(Stored data)
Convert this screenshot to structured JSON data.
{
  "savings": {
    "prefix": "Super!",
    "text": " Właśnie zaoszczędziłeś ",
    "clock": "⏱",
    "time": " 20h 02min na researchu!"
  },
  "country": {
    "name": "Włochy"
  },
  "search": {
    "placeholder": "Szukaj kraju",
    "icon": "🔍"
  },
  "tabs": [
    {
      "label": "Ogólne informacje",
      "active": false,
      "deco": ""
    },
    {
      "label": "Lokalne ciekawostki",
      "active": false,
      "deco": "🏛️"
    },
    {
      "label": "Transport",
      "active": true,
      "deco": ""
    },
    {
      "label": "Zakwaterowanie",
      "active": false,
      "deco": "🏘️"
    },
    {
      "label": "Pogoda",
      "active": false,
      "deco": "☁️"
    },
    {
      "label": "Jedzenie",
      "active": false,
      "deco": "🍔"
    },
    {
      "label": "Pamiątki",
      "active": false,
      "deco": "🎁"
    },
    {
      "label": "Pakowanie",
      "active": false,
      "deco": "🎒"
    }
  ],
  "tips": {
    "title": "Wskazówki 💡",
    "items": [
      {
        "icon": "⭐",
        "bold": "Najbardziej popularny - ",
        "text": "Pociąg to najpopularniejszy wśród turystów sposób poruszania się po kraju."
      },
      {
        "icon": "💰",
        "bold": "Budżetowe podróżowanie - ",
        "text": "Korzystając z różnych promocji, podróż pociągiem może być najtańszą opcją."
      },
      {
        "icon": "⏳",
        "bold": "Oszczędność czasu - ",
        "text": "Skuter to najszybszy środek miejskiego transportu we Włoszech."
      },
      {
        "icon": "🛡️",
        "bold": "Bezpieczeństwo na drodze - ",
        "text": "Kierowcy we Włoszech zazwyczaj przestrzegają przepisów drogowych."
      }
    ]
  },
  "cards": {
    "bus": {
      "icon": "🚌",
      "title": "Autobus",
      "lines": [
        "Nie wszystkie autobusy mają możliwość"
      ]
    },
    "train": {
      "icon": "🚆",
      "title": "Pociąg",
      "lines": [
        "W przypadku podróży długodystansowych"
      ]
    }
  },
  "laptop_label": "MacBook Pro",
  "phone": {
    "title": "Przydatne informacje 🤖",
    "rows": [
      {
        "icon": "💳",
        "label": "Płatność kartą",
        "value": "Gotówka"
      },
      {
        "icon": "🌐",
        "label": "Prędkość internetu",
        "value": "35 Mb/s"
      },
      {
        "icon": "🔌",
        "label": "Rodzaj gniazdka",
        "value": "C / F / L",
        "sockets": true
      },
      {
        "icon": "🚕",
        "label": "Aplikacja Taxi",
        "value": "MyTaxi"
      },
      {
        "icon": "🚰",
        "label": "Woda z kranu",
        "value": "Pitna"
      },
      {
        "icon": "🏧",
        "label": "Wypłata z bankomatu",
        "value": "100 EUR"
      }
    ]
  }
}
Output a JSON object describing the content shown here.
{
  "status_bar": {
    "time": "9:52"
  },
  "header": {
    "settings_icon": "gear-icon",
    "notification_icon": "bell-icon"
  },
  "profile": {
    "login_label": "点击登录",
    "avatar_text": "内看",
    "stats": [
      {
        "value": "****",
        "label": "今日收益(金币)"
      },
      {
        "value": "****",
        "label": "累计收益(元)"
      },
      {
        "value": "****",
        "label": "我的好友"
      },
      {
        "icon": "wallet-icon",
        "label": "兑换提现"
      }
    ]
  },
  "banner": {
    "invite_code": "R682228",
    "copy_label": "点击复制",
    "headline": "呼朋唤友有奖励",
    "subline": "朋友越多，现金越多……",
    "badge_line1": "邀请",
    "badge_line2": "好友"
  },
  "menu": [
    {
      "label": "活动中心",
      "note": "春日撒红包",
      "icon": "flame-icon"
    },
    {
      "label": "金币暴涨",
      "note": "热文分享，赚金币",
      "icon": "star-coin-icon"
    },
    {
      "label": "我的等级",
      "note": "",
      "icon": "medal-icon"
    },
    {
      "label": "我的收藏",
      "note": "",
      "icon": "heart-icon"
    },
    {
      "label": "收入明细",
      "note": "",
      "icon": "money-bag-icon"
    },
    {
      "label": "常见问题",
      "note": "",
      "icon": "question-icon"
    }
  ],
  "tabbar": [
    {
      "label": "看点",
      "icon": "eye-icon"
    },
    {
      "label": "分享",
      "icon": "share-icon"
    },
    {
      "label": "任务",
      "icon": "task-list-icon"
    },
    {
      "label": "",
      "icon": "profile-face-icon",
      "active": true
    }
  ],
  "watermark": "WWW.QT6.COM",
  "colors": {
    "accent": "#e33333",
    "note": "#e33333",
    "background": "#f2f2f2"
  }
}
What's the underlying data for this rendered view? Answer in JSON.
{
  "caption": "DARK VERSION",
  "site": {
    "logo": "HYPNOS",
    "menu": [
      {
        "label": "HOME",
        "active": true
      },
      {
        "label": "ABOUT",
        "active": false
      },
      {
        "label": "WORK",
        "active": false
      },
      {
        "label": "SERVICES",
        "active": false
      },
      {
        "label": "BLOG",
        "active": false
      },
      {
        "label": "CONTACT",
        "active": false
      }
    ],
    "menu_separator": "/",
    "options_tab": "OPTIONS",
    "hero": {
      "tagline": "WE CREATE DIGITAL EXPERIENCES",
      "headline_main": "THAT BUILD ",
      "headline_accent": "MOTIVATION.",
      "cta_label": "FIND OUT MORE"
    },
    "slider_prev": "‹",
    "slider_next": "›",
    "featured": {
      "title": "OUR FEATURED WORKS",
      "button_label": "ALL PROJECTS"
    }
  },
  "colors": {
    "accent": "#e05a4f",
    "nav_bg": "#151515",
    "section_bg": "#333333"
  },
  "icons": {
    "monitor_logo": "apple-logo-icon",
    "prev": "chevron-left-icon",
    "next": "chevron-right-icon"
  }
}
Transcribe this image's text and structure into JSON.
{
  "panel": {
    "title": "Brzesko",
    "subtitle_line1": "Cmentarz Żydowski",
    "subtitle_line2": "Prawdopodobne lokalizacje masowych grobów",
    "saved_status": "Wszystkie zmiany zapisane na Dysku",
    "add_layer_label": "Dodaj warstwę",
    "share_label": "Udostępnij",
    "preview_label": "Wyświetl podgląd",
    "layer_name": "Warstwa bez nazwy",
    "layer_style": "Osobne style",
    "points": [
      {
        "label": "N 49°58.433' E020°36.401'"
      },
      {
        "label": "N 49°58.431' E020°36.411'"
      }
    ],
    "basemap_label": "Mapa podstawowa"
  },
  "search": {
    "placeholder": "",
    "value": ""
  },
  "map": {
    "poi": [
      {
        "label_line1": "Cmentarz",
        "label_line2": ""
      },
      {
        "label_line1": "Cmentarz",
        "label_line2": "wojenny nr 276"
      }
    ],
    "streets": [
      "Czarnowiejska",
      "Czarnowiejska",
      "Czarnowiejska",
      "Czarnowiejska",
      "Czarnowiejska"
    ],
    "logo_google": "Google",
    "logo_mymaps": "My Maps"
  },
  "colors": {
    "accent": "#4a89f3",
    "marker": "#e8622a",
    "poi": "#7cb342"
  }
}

- _EXERCISE DIRECTIONS_
Write the entire listing out again, word for word.

- _RESULT OF THIS EXERCISE_
Convert this screenshot to structured JSON data.
{
  "savings": {
    "prefix": "Super!",
    "text": " Właśnie zaoszczędziłeś ",
    "clock": "⏱",
    "time": " 20h 02min na researchu!"
  },
  "country": {
    "name": "Włochy"
  },
  "search": {
    "placeholder": "Szukaj kraju",
    "icon": "🔍"
  },
  "tabs": [
    {
      "label": "Ogólne informacje",
      "active": false,
      "deco": ""
    },
    {
      "label": "Lokalne ciekawostki",
      "active": false,
      "deco": "🏛️"
    },
    {
      "label": "Transport",
      "active": true,
      "deco": ""
    },
    {
      "label": "Zakwaterowanie",
      "active": false,
      "deco": "🏘️"
    },
    {
      "label": "Pogoda",
      "active": false,
      "deco": "☁️"
    },
    {
      "label": "Jedzenie",
      "active": false,
      "deco": "🍔"
    },
    {
      "label": "Pamiątki",
      "active": false,
      "deco": "🎁"
    },
    {
      "label": "Pakowanie",
      "active": false,
      "deco": "🎒"
    }
  ],
  "tips": {
    "title": "Wskazówki 💡",
    "items": [
      {
        "icon": "⭐",
        "bold": "Najbardziej popularny - ",
        "text": "Pociąg to najpopularniejszy wśród turystów sposób poruszania się po kraju."
      },
      {
        "icon": "💰",
        "bold": "Budżetowe podróżowanie - ",
        "text": "Korzystając z różnych promocji, podróż pociągiem może być najtańszą opcją."
      },
      {
        "icon": "⏳",
        "bold": "Oszczędność czasu - ",
        "text": "Skuter to najszybszy środek miejskiego transportu we Włoszech."
      },
      {
        "icon": "🛡️",
        "bold": "Bezpieczeństwo na drodze - ",
        "text": "Kierowcy we Włoszech zazwyczaj przestrzegają przepisów drogowych."
      }
    ]
  },
  "cards": {
    "bus": {
      "icon": "🚌",
      "title": "Autobus",
      "lines": [
        "Nie wszystkie autobusy mają możliwość"
      ]
    },
    "train": {
      "icon": "🚆",
      "title": "Pociąg",
      "lines": [
        "W przypadku podróży długodystansowych"
      ]
    }
  },
  "laptop_label": "MacBook Pro",
  "phone": {
    "title": "Przydatne informacje 🤖",
    "rows": [
      {
        "icon": "💳",
        "label": "Płatność kartą",
        "value": "Gotówka"
      },
      {
        "icon": "🌐",
        "label": "Prędkość internetu",
        "value": "35 Mb/s"
      },
      {
        "icon": "🔌",
        "label": "Rodzaj gniazdka",
        "value": "C / F / L",
        "sockets": true
      },
      {
        "icon": "🚕",
        "label": "Aplikacja Taxi",
        "value": "MyTaxi"
      },
      {
        "icon": "🚰",
        "label": "Woda z kranu",
        "value": "Pitna"
      },
      {
        "icon": "🏧",
        "label": "Wypłata z bankomatu",
        "value": "100 EUR"
      }
    ]
  }
}
Output a JSON object describing the content shown here.
{
  "status_bar": {
    "time": "9:52"
  },
  "header": {
    "settings_icon": "gear-icon",
    "notification_icon": "bell-icon"
  },
  "profile": {
    "login_label": "点击登录",
    "avatar_text": "内看",
    "stats": [
      {
        "value": "****",
        "label": "今日收益(金币)"
      },
      {
        "value": "****",
        "label": "累计收益(元)"
      },
      {
        "value": "****",
        "label": "我的好友"
      },
      {
        "icon": "wallet-icon",
        "label": "兑换提现"
      }
    ]
  },
  "banner": {
    "invite_code": "R682228",
    "copy_label": "点击复制",
    "headline": "呼朋唤友有奖励",
    "subline": "朋友越多，现金越多……",
    "badge_line1": "邀请",
    "badge_line2": "好友"
  },
  "menu": [
    {
      "label": "活动中心",
      "note": "春日撒红包",
      "icon": "flame-icon"
    },
    {
      "label": "金币暴涨",
      "note": "热文分享，赚金币",
      "icon": "star-coin-icon"
    },
    {
      "label": "我的等级",
      "note": "",
      "icon": "medal-icon"
    },
    {
      "label": "我的收藏",
      "note": "",
      "icon": "heart-icon"
    },
    {
      "label": "收入明细",
      "note": "",
      "icon": "money-bag-icon"
    },
    {
      "label": "常见问题",
      "note": "",
      "icon": "question-icon"
    }
  ],
  "tabbar": [
    {
      "label": "看点",
      "icon": "eye-icon"
    },
    {
      "label": "分享",
      "icon": "share-icon"
    },
    {
      "label": "任务",
      "icon": "task-list-icon"
    },
    {
      "label": "",
      "icon": "profile-face-icon",
      "active": true
    }
  ],
  "watermark": "WWW.QT6.COM",
  "colors": {
    "accent": "#e33333",
    "note": "#e33333",
    "background": "#f2f2f2"
  }
}
What's the underlying data for this rendered view? Answer in JSON.
{
  "caption": "DARK VERSION",
  "site": {
    "logo": "HYPNOS",
    "menu": [
      {
        "label": "HOME",
        "active": true
      },
      {
        "label": "ABOUT",
        "active": false
      },
      {
        "label": "WORK",
        "active": false
      },
      {
        "label": "SERVICES",
        "active": false
      },
      {
        "label": "BLOG",
        "active": false
      },
      {
        "label": "CONTACT",
        "active": false
      }
    ],
    "menu_separator": "/",
    "options_tab": "OPTIONS",
    "hero": {
      "tagline": "WE CREATE DIGITAL EXPERIENCES",
      "headline_main": "THAT BUILD ",
      "headline_accent": "MOTIVATION.",
      "cta_label": "FIND OUT MORE"
    },
    "slider_prev": "‹",
    "slider_next": "›",
    "featured": {
      "title": "OUR FEATURED WORKS",
      "button_label": "ALL PROJECTS"
    }
  },
  "colors": {
    "accent": "#e05a4f",
    "nav_bg": "#151515",
    "section_bg": "#333333"
  },
  "icons": {
    "monitor_logo": "apple-logo-icon",
    "prev": "chevron-left-icon",
    "next": "chevron-right-icon"
  }
}
Transcribe this image's text and structure into JSON.
{
  "panel": {
    "title": "Brzesko",
    "subtitle_line1": "Cmentarz Żydowski",
    "subtitle_line2": "Prawdopodobne lokalizacje masowych grobów",
    "saved_status": "Wszystkie zmiany zapisane na Dysku",
    "add_layer_label": "Dodaj warstwę",
    "share_label": "Udostępnij",
    "preview_label": "Wyświetl podgląd",
    "layer_name": "Warstwa bez nazwy",
    "layer_style": "Osobne style",
    "points": [
      {
        "label": "N 49°58.433' E020°36.401'"
      },
      {
        "label": "N 49°58.431' E020°36.411'"
      }
    ],
    "basemap_label": "Mapa podstawowa"
  },
  "search": {
    "placeholder": "",
    "value": ""
  },
  "map": {
    "poi": [
      {
        "label_line1": "Cmentarz",
        "label_line2": ""
      },
      {
        "label_line1": "Cmentarz",
        "label_line2": "wojenny nr 276"
      }
    ],
    "streets": [
      "Czarnowiejska",
      "Czarnowiejska",
      "Czarnowiejska",
      "Czarnowiejska",
      "Czarnowiejska"
    ],
    "logo_google": "Google",
    "logo_mymaps": "My Maps"
  },
  "colors": {
    "accent": "#4a89f3",
    "marker": "#e8622a",
    "poi": "#7cb342"
  }
}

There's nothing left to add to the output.